Gather every line in the records below that contains the word "title".

▶ _DATA FOR THE TASK_
──────────────────────────────
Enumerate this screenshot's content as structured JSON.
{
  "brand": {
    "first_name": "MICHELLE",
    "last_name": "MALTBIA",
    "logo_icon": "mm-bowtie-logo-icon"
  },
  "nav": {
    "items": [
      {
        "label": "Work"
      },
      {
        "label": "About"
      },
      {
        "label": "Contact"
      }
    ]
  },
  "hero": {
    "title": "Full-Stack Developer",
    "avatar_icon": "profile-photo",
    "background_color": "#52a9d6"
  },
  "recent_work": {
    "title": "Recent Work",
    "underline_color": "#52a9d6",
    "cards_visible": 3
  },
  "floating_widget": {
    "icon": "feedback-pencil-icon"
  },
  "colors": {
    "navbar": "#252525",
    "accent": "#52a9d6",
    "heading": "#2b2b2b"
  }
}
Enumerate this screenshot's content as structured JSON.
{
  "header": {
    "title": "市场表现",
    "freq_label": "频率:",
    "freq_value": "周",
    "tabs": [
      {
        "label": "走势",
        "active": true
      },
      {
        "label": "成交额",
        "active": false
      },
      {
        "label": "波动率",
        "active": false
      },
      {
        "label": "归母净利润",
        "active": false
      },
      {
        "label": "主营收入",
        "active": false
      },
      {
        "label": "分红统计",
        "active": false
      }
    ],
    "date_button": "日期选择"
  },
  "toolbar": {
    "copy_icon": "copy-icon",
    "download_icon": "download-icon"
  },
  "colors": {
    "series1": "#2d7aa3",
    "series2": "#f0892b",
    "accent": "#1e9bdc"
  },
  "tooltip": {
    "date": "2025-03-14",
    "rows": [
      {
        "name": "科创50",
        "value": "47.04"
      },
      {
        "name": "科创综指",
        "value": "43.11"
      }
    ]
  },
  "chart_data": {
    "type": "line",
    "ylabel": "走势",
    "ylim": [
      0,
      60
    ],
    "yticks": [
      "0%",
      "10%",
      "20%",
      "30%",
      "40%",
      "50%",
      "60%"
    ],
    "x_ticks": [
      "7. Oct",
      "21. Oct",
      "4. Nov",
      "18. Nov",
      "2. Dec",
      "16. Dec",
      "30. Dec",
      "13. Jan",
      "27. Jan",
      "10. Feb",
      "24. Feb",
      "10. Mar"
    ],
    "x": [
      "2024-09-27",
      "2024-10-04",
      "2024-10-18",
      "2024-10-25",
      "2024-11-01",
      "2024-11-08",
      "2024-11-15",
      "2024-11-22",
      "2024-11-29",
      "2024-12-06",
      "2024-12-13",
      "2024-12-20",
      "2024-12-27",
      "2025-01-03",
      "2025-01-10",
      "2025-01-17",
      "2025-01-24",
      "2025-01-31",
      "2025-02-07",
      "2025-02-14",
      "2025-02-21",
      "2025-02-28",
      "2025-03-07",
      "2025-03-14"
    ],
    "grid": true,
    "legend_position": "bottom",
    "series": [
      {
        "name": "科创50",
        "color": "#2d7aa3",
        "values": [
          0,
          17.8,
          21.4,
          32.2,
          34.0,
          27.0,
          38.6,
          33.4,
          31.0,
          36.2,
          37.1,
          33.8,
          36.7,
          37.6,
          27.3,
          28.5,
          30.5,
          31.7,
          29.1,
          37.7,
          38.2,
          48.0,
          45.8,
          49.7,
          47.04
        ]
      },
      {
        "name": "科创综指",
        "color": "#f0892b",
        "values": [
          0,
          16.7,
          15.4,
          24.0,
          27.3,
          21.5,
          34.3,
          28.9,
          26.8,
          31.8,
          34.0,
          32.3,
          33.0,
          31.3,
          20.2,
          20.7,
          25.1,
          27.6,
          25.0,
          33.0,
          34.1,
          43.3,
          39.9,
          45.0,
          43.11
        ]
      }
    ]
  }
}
──────────────────────────────
▶ _THE COMPLETED TASK_
    "title": "Full-Stack Developer",
    "title": "Recent Work",
    "title": "市场表现",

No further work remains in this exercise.